§ **Exercise objective**: Copy each line below without leaving any out.

################

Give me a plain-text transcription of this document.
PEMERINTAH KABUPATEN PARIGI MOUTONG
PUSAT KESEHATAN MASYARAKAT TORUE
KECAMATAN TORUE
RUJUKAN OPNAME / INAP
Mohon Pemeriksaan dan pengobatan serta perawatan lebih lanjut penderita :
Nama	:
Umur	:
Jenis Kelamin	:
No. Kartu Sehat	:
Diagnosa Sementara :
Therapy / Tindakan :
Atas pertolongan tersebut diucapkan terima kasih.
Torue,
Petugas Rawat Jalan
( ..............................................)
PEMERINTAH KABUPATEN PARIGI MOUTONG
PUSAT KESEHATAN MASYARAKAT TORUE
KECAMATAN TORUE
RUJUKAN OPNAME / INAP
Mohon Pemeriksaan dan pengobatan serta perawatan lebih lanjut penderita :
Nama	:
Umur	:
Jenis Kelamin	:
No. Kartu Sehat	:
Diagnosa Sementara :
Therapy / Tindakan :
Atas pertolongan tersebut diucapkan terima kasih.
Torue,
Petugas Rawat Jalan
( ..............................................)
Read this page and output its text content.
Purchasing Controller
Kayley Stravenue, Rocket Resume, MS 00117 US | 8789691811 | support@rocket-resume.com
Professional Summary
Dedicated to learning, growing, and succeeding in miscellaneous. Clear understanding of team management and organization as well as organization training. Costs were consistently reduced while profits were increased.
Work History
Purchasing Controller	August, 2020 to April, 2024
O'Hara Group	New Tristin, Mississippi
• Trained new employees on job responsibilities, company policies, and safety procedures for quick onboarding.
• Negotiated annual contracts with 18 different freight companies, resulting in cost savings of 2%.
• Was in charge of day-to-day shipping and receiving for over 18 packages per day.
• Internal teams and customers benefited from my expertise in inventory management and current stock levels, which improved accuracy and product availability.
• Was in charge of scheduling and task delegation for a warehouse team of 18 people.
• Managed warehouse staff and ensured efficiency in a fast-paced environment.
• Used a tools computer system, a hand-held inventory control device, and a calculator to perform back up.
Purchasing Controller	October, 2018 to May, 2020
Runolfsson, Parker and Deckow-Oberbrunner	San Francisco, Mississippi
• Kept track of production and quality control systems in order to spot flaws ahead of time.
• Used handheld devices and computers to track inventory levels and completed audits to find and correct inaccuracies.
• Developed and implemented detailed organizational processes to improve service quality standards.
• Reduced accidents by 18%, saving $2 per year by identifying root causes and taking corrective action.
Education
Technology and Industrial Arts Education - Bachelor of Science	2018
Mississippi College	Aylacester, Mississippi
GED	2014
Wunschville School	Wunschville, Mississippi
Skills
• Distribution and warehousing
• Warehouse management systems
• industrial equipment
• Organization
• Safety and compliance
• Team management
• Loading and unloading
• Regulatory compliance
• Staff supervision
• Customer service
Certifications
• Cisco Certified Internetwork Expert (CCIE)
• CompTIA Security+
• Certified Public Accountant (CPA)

################

§ **Task answer**:
Give me a plain-text transcription of this document.
PEMERINTAH KABUPATEN PARIGI MOUTONG
PUSAT KESEHATAN MASYARAKAT TORUE
KECAMATAN TORUE
RUJUKAN OPNAME / INAP
Mohon Pemeriksaan dan pengobatan serta perawatan lebih lanjut penderita :
Nama	:
Umur	:
Jenis Kelamin	:
No. Kartu Sehat	:
Diagnosa Sementara :
Therapy / Tindakan :
Atas pertolongan tersebut diucapkan terima kasih.
Torue,
Petugas Rawat Jalan
( ..............................................)
PEMERINTAH KABUPATEN PARIGI MOUTONG
PUSAT KESEHATAN MASYARAKAT TORUE
KECAMATAN TORUE
RUJUKAN OPNAME / INAP
Mohon Pemeriksaan dan pengobatan serta perawatan lebih lanjut penderita :
Nama	:
Umur	:
Jenis Kelamin	:
No. Kartu Sehat	:
Diagnosa Sementara :
Therapy / Tindakan :
Atas pertolongan tersebut diucapkan terima kasih.
Torue,
Petugas Rawat Jalan
( ..............................................)
Read this page and output its text content.
Purchasing Controller
Kayley Stravenue, Rocket Resume, MS 00117 US | 8789691811 | support@rocket-resume.com
Professional Summary
Dedicated to learning, growing, and succeeding in miscellaneous. Clear understanding of team management and organization as well as organization training. Costs were consistently reduced while profits were increased.
Work History
Purchasing Controller	August, 2020 to April, 2024
O'Hara Group	New Tristin, Mississippi
• Trained new employees on job responsibilities, company policies, and safety procedures for quick onboarding.
• Negotiated annual contracts with 18 different freight companies, resulting in cost savings of 2%.
• Was in charge of day-to-day shipping and receiving for over 18 packages per day.
• Internal teams and customers benefited from my expertise in inventory management and current stock levels, which improved accuracy and product availability.
• Was in charge of scheduling and task delegation for a warehouse team of 18 people.
• Managed warehouse staff and ensured efficiency in a fast-paced environment.
• Used a tools computer system, a hand-held inventory control device, and a calculator to perform back up.
Purchasing Controller	October, 2018 to May, 2020
Runolfsson, Parker and Deckow-Oberbrunner	San Francisco, Mississippi
• Kept track of production and quality control systems in order to spot flaws ahead of time.
• Used handheld devices and computers to track inventory levels and completed audits to find and correct inaccuracies.
• Developed and implemented detailed organizational processes to improve service quality standards.
• Reduced accidents by 18%, saving $2 per year by identifying root causes and taking corrective action.
Education
Technology and Industrial Arts Education - Bachelor of Science	2018
Mississippi College	Aylacester, Mississippi
GED	2014
Wunschville School	Wunschville, Mississippi
Skills
• Distribution and warehousing
• Warehouse management systems
• industrial equipment
• Organization
• Safety and compliance
• Team management
• Loading and unloading
• Regulatory compliance
• Staff supervision
• Customer service
Certifications
• Cisco Certified Internetwork Expert (CCIE)
• CompTIA Security+
• Certified Public Accountant (CPA)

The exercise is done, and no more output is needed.